> [Source material]

::::

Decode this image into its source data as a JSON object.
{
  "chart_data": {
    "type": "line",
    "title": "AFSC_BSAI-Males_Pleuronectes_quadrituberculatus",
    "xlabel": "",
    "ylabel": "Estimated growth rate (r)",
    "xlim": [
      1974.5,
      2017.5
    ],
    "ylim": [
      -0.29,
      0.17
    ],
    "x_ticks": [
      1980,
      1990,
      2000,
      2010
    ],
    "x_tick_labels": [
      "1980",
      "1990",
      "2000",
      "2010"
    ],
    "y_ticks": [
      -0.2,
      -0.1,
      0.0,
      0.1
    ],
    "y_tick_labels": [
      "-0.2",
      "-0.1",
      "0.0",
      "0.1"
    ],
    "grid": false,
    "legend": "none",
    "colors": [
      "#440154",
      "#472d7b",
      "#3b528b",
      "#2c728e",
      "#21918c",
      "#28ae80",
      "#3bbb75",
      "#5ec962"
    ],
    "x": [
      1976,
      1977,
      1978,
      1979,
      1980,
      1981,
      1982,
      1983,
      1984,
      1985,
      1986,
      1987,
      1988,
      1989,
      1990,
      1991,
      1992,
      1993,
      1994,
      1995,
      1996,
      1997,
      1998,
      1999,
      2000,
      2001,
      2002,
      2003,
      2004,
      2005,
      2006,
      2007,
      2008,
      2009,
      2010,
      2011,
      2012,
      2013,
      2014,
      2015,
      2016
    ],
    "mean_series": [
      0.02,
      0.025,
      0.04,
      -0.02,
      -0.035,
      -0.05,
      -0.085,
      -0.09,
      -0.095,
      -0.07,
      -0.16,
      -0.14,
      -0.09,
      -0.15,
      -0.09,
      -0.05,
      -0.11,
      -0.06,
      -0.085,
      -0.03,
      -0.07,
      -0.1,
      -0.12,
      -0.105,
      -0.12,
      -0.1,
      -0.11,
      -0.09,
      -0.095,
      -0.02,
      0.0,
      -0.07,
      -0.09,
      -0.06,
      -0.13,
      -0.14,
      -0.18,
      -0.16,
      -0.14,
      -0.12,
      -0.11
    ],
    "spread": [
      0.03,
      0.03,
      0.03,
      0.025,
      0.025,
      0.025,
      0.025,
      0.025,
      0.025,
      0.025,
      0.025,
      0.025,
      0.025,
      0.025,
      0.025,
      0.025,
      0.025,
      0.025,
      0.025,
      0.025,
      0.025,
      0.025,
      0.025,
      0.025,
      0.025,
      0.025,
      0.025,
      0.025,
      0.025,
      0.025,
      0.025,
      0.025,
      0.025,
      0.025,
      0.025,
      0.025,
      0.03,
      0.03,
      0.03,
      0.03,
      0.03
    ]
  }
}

::::

> [To be done]
Please set down each line of the records exactly as given.

> [Answer to the task]
Decode this image into its source data as a JSON object.
{
  "chart_data": {
    "type": "line",
    "title": "AFSC_BSAI-Males_Pleuronectes_quadrituberculatus",
    "xlabel": "",
    "ylabel": "Estimated growth rate (r)",
    "xlim": [
      1974.5,
      2017.5
    ],
    "ylim": [
      -0.29,
      0.17
    ],
    "x_ticks": [
      1980,
      1990,
      2000,
      2010
    ],
    "x_tick_labels": [
      "1980",
      "1990",
      "2000",
      "2010"
    ],
    "y_ticks": [
      -0.2,
      -0.1,
      0.0,
      0.1
    ],
    "y_tick_labels": [
      "-0.2",
      "-0.1",
      "0.0",
      "0.1"
    ],
    "grid": false,
    "legend": "none",
    "colors": [
      "#440154",
      "#472d7b",
      "#3b528b",
      "#2c728e",
      "#21918c",
      "#28ae80",
      "#3bbb75",
      "#5ec962"
    ],
    "x": [
      1976,
      1977,
      1978,
      1979,
      1980,
      1981,
      1982,
      1983,
      1984,
      1985,
      1986,
      1987,
      1988,
      1989,
      1990,
      1991,
      1992,
      1993,
      1994,
      1995,
      1996,
      1997,
      1998,
      1999,
      2000,
      2001,
      2002,
      2003,
      2004,
      2005,
      2006,
      2007,
      2008,
      2009,
      2010,
      2011,
      2012,
      2013,
      2014,
      2015,
      2016
    ],
    "mean_series": [
      0.02,
      0.025,
      0.04,
      -0.02,
      -0.035,
      -0.05,
      -0.085,
      -0.09,
      -0.095,
      -0.07,
      -0.16,
      -0.14,
      -0.09,
      -0.15,
      -0.09,
      -0.05,
      -0.11,
      -0.06,
      -0.085,
      -0.03,
      -0.07,
      -0.1,
      -0.12,
      -0.105,
      -0.12,
      -0.1,
      -0.11,
      -0.09,
      -0.095,
      -0.02,
      0.0,
      -0.07,
      -0.09,
      -0.06,
      -0.13,
      -0.14,
      -0.18,
      -0.16,
      -0.14,
      -0.12,
      -0.11
    ],
    "spread": [
      0.03,
      0.03,
      0.03,
      0.025,
      0.025,
      0.025,
      0.025,
      0.025,
      0.025,
      0.025,
      0.025,
      0.025,
      0.025,
      0.025,
      0.025,
      0.025,
      0.025,
      0.025,
      0.025,
      0.025,
      0.025,
      0.025,
      0.025,
      0.025,
      0.025,
      0.025,
      0.025,
      0.025,
      0.025,
      0.025,
      0.025,
      0.025,
      0.025,
      0.025,
      0.025,
      0.025,
      0.03,
      0.03,
      0.03,
      0.03,
      0.03
    ]
  }
}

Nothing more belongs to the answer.